*What you need to do:*
Look through the lines below and extract each one that contains "TMPTs".
## begin Data to use
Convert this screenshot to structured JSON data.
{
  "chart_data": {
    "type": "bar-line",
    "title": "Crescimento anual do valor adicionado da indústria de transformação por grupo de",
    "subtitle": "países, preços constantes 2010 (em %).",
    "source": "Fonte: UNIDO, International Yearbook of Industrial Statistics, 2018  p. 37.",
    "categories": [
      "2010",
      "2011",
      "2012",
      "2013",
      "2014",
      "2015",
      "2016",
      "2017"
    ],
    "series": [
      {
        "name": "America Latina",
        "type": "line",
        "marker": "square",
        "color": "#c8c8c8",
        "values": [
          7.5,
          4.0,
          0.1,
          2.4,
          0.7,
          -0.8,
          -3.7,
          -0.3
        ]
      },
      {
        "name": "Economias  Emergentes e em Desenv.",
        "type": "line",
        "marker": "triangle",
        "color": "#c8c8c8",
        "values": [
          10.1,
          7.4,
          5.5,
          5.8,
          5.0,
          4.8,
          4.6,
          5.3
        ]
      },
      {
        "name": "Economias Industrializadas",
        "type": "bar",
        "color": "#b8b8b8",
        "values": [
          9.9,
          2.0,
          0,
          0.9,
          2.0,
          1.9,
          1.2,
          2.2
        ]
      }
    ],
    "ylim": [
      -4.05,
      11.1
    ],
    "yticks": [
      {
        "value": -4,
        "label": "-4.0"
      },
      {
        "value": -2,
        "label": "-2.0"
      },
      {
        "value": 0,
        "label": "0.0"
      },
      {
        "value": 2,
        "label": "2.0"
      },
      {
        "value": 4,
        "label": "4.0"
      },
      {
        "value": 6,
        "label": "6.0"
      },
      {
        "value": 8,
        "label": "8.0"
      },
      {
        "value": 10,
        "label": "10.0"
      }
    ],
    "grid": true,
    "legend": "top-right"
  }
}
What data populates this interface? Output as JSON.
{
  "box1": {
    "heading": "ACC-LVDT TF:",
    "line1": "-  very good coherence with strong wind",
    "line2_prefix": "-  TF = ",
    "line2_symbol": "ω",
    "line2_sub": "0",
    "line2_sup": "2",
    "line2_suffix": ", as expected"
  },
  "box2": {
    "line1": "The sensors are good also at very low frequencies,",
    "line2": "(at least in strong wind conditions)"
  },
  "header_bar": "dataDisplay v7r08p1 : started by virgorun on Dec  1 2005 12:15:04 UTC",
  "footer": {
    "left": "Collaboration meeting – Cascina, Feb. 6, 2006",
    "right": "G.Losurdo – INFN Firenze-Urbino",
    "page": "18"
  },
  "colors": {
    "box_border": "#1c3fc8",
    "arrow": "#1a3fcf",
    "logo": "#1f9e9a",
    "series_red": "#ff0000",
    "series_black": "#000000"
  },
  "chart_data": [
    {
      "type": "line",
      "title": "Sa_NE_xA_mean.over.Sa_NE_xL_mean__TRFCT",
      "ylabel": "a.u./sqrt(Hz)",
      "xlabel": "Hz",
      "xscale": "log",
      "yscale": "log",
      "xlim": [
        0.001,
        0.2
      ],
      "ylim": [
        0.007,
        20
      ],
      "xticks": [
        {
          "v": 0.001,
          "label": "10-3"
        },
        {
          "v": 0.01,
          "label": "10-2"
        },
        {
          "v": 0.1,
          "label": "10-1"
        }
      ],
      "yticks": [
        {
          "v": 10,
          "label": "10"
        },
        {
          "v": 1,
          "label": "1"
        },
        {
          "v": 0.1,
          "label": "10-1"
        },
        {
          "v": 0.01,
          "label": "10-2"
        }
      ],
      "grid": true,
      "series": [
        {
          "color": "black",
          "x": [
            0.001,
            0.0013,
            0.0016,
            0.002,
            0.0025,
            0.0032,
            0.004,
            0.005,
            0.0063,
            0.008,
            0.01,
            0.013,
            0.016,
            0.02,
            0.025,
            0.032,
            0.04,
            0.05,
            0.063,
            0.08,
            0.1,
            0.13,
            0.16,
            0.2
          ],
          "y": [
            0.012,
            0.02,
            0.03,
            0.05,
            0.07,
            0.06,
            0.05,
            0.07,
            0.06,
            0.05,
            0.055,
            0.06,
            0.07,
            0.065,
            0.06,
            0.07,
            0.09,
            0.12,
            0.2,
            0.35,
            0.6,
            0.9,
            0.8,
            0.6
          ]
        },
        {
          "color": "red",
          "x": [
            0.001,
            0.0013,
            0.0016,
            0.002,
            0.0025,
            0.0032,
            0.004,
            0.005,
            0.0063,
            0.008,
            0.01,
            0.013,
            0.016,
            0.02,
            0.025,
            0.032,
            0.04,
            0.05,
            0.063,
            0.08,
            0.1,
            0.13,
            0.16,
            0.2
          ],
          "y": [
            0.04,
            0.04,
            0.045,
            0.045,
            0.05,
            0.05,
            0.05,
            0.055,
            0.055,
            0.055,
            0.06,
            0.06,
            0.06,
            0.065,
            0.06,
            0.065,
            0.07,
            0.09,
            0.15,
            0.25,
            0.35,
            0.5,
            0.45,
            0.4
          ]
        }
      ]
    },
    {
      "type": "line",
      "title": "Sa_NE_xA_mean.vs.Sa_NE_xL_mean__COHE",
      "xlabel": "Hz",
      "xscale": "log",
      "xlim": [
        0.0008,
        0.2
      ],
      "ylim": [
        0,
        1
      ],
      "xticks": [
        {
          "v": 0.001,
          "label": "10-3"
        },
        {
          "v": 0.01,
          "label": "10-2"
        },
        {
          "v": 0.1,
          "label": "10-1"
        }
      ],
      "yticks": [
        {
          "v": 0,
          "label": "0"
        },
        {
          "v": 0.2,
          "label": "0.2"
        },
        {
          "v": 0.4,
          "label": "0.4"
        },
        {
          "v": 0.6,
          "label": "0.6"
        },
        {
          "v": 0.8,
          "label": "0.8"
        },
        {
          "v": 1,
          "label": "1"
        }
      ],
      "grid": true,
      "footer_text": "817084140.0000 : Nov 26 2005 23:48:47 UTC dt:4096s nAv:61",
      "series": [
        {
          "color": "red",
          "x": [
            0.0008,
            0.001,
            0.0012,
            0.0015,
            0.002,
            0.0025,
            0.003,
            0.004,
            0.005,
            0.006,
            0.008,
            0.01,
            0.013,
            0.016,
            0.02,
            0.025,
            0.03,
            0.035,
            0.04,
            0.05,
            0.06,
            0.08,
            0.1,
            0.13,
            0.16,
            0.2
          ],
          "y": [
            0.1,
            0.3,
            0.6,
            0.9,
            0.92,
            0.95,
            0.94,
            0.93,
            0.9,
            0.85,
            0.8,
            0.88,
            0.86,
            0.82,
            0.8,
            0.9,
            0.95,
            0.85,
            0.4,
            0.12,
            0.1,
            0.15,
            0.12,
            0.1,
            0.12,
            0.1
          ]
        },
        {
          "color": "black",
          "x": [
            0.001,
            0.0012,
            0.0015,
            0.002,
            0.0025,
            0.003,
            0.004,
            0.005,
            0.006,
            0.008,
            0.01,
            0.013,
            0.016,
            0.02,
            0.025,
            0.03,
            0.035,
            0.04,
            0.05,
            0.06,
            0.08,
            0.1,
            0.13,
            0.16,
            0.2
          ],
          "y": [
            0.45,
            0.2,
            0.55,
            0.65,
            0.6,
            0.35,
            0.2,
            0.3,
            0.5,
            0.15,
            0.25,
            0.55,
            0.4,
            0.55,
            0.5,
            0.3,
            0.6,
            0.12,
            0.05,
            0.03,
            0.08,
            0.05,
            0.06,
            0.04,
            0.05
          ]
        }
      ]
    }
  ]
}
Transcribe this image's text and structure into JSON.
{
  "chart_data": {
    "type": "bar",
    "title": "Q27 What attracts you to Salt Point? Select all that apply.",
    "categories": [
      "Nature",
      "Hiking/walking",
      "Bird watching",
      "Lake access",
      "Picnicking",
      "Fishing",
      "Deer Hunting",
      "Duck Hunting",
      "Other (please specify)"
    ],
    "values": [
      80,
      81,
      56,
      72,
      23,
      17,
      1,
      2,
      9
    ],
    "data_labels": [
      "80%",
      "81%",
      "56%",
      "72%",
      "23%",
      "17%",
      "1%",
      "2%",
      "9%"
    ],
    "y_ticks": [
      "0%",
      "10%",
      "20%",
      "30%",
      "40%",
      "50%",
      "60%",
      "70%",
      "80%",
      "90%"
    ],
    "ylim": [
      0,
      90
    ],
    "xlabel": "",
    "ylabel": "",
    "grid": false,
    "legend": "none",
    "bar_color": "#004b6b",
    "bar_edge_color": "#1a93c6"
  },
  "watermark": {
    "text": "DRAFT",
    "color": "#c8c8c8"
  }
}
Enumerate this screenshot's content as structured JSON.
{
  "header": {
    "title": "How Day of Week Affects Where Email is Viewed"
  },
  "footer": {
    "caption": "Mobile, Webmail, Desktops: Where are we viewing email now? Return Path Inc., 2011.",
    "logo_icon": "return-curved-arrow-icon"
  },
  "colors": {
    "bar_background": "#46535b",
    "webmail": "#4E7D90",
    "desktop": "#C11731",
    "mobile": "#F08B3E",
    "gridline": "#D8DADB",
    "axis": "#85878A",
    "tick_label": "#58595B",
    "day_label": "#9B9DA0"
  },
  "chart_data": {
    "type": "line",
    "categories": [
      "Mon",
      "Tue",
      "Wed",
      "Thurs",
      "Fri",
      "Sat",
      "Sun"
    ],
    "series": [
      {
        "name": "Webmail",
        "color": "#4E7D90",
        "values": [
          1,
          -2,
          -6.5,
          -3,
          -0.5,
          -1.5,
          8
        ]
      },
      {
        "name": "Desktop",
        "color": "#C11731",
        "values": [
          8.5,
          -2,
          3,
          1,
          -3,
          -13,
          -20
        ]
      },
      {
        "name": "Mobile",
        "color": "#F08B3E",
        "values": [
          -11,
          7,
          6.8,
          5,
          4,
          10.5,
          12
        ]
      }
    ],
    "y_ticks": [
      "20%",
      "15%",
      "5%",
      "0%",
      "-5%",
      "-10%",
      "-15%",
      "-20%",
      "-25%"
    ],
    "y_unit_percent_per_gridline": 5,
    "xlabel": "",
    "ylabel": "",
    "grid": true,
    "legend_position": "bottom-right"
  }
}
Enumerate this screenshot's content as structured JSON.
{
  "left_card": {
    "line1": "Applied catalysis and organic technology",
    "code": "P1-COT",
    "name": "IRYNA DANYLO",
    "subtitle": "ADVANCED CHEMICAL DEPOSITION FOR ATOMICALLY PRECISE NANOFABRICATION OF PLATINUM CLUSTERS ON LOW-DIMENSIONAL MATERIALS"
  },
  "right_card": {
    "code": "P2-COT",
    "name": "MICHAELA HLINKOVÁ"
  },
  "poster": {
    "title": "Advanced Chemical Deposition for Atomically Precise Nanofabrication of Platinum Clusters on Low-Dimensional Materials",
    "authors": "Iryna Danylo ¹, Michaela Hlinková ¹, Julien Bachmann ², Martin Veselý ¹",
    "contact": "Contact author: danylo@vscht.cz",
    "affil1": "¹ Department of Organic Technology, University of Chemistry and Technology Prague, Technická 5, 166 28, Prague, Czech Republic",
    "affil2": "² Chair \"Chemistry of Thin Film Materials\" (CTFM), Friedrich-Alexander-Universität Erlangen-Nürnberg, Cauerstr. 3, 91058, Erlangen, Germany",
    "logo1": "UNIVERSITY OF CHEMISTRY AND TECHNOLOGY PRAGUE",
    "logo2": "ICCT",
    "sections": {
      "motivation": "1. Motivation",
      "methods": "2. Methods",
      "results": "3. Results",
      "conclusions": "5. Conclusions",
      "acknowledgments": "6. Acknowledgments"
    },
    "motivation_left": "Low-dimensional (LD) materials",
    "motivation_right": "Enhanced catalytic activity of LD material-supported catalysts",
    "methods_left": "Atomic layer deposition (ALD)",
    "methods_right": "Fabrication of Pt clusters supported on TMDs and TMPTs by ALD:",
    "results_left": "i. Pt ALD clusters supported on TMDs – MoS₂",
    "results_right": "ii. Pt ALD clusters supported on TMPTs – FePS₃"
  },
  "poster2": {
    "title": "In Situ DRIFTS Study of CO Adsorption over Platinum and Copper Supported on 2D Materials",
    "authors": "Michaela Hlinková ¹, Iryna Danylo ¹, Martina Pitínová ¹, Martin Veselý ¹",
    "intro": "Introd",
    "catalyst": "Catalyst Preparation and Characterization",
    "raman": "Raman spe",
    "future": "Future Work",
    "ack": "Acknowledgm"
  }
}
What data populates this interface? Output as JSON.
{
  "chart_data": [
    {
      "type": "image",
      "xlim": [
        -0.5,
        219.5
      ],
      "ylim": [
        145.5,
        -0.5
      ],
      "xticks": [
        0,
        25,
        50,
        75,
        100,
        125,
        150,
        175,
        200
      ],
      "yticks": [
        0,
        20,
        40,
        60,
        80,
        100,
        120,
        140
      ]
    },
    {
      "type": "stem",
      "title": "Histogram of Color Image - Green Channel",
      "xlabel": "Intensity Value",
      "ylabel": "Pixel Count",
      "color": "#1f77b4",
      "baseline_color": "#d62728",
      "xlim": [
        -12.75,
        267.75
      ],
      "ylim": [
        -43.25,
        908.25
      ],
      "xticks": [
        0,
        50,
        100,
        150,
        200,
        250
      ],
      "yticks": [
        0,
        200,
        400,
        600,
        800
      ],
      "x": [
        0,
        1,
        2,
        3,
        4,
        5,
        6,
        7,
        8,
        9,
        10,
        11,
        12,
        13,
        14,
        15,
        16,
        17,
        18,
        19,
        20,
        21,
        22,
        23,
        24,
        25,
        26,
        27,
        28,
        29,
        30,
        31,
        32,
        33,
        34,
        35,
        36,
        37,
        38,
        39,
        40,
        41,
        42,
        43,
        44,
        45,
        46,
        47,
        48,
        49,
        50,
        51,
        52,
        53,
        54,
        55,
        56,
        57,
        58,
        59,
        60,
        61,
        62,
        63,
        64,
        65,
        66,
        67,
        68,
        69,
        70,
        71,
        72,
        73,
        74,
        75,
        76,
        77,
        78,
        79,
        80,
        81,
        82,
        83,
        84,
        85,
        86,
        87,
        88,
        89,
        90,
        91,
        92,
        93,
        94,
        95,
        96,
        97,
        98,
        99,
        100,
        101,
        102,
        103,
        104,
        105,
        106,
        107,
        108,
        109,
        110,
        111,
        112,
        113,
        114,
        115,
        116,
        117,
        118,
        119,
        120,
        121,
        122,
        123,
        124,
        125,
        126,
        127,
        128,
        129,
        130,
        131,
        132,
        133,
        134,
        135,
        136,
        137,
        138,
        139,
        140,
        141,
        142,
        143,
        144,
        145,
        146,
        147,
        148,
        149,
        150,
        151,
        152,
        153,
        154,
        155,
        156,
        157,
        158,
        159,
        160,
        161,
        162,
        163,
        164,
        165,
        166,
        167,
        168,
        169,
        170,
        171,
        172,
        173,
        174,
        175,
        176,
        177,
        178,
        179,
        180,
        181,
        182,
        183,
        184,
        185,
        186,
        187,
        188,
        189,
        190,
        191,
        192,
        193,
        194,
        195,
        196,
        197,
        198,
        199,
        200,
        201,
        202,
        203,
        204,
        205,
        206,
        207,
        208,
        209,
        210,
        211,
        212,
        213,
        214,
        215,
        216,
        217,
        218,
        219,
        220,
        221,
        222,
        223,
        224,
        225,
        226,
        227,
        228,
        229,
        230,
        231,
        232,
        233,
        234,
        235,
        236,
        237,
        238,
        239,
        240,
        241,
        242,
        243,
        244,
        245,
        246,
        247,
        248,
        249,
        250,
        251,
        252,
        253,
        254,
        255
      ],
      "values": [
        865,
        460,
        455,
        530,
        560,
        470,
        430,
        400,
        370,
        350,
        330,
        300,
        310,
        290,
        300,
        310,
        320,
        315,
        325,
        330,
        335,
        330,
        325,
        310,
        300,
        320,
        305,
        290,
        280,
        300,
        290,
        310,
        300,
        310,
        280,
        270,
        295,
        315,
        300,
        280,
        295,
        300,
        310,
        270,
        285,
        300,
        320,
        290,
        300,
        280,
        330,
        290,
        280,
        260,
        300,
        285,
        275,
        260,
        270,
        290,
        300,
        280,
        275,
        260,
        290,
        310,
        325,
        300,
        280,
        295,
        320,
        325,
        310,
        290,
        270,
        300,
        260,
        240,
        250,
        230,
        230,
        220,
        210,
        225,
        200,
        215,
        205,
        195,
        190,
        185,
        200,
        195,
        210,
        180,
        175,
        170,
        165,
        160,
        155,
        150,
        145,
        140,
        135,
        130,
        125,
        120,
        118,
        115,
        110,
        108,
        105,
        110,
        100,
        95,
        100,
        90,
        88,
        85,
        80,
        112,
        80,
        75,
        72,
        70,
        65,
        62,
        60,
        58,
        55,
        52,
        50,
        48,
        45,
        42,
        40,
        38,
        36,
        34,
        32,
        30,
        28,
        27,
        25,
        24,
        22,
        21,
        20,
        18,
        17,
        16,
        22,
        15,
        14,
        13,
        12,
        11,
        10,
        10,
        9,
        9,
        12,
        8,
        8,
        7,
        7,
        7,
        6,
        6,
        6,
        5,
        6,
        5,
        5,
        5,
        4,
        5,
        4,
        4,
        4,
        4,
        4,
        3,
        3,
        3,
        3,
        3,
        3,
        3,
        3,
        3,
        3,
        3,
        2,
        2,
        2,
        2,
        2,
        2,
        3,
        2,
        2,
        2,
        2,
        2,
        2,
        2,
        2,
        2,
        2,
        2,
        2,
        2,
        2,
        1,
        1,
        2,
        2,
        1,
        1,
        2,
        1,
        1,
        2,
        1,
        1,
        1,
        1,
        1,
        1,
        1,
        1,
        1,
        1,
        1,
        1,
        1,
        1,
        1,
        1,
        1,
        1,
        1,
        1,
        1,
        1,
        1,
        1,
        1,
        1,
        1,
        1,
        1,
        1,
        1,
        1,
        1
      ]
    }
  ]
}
## end Data to use
*Answer to the exercise:*
    "methods_right": "Fabrication of Pt clusters supported on TMDs and TMPTs by ALD:",
    "results_right": "ii. Pt ALD clusters supported on TMPTs – FePS₃"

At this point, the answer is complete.